=== TASK TO CARRY OUT ===
Exactly reproduce the lines that follow.

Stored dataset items
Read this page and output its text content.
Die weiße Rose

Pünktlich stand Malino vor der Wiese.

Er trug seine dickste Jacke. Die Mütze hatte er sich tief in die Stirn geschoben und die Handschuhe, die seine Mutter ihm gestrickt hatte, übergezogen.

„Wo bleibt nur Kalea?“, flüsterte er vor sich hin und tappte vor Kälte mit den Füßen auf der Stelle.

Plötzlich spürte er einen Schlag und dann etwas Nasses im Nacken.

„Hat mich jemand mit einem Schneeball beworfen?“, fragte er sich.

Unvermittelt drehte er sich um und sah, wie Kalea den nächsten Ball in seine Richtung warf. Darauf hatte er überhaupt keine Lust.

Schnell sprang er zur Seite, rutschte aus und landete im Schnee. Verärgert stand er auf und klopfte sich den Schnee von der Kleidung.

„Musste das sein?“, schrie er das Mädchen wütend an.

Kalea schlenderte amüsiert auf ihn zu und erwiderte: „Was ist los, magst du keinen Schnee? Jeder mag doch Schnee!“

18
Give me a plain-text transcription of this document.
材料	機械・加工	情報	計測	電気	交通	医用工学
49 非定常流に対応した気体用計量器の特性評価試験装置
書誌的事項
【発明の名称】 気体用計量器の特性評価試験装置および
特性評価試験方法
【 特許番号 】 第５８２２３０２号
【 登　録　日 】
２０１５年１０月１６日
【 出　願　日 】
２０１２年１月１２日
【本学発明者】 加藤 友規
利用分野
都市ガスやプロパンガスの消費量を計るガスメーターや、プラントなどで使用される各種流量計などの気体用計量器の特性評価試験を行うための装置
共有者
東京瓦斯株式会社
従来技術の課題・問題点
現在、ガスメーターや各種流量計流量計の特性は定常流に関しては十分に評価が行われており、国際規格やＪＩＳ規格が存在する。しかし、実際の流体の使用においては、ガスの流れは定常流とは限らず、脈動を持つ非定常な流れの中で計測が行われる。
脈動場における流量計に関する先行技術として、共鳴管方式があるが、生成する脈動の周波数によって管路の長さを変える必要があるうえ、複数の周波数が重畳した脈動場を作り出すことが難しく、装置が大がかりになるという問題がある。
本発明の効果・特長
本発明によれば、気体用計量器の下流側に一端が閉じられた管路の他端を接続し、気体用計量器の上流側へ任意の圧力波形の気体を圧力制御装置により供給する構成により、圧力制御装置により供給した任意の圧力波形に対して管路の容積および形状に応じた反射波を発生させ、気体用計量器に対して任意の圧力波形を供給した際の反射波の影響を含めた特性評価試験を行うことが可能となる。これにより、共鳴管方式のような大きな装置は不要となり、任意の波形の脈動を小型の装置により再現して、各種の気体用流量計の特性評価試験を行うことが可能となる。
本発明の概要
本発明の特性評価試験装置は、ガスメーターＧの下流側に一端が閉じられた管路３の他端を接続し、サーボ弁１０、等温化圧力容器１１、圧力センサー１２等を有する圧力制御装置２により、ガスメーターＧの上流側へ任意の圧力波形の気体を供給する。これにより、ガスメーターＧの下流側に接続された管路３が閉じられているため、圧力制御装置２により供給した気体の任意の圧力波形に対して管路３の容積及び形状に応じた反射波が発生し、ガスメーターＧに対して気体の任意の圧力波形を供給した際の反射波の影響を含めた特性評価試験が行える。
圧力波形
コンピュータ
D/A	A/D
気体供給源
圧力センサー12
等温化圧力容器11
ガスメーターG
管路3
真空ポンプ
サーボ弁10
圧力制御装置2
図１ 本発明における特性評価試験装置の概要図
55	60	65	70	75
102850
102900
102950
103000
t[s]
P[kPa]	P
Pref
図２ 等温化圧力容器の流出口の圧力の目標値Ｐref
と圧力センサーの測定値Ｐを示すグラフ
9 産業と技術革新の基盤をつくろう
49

=== RESULT ===
Read this page and output its text content.
Die weiße Rose

Pünktlich stand Malino vor der Wiese.

Er trug seine dickste Jacke. Die Mütze hatte er sich tief in die Stirn geschoben und die Handschuhe, die seine Mutter ihm gestrickt hatte, übergezogen.

„Wo bleibt nur Kalea?“, flüsterte er vor sich hin und tappte vor Kälte mit den Füßen auf der Stelle.

Plötzlich spürte er einen Schlag und dann etwas Nasses im Nacken.

„Hat mich jemand mit einem Schneeball beworfen?“, fragte er sich.

Unvermittelt drehte er sich um und sah, wie Kalea den nächsten Ball in seine Richtung warf. Darauf hatte er überhaupt keine Lust.

Schnell sprang er zur Seite, rutschte aus und landete im Schnee. Verärgert stand er auf und klopfte sich den Schnee von der Kleidung.

„Musste das sein?“, schrie er das Mädchen wütend an.

Kalea schlenderte amüsiert auf ihn zu und erwiderte: „Was ist los, magst du keinen Schnee? Jeder mag doch Schnee!“

18
Give me a plain-text transcription of this document.
材料	機械・加工	情報	計測	電気	交通	医用工学
49 非定常流に対応した気体用計量器の特性評価試験装置
書誌的事項
【発明の名称】 気体用計量器の特性評価試験装置および
特性評価試験方法
【 特許番号 】 第５８２２３０２号
【 登　録　日 】
２０１５年１０月１６日
【 出　願　日 】
２０１２年１月１２日
【本学発明者】 加藤 友規
利用分野
都市ガスやプロパンガスの消費量を計るガスメーターや、プラントなどで使用される各種流量計などの気体用計量器の特性評価試験を行うための装置
共有者
東京瓦斯株式会社
従来技術の課題・問題点
現在、ガスメーターや各種流量計流量計の特性は定常流に関しては十分に評価が行われており、国際規格やＪＩＳ規格が存在する。しかし、実際の流体の使用においては、ガスの流れは定常流とは限らず、脈動を持つ非定常な流れの中で計測が行われる。
脈動場における流量計に関する先行技術として、共鳴管方式があるが、生成する脈動の周波数によって管路の長さを変える必要があるうえ、複数の周波数が重畳した脈動場を作り出すことが難しく、装置が大がかりになるという問題がある。
本発明の効果・特長
本発明によれば、気体用計量器の下流側に一端が閉じられた管路の他端を接続し、気体用計量器の上流側へ任意の圧力波形の気体を圧力制御装置により供給する構成により、圧力制御装置により供給した任意の圧力波形に対して管路の容積および形状に応じた反射波を発生させ、気体用計量器に対して任意の圧力波形を供給した際の反射波の影響を含めた特性評価試験を行うことが可能となる。これにより、共鳴管方式のような大きな装置は不要となり、任意の波形の脈動を小型の装置により再現して、各種の気体用流量計の特性評価試験を行うことが可能となる。
本発明の概要
本発明の特性評価試験装置は、ガスメーターＧの下流側に一端が閉じられた管路３の他端を接続し、サーボ弁１０、等温化圧力容器１１、圧力センサー１２等を有する圧力制御装置２により、ガスメーターＧの上流側へ任意の圧力波形の気体を供給する。これにより、ガスメーターＧの下流側に接続された管路３が閉じられているため、圧力制御装置２により供給した気体の任意の圧力波形に対して管路３の容積及び形状に応じた反射波が発生し、ガスメーターＧに対して気体の任意の圧力波形を供給した際の反射波の影響を含めた特性評価試験が行える。
圧力波形
コンピュータ
D/A	A/D
気体供給源
圧力センサー12
等温化圧力容器11
ガスメーターG
管路3
真空ポンプ
サーボ弁10
圧力制御装置2
図１ 本発明における特性評価試験装置の概要図
55	60	65	70	75
102850
102900
102950
103000
t[s]
P[kPa]	P
Pref
図２ 等温化圧力容器の流出口の圧力の目標値Ｐref
と圧力センサーの測定値Ｐを示すグラフ
9 産業と技術革新の基盤をつくろう
49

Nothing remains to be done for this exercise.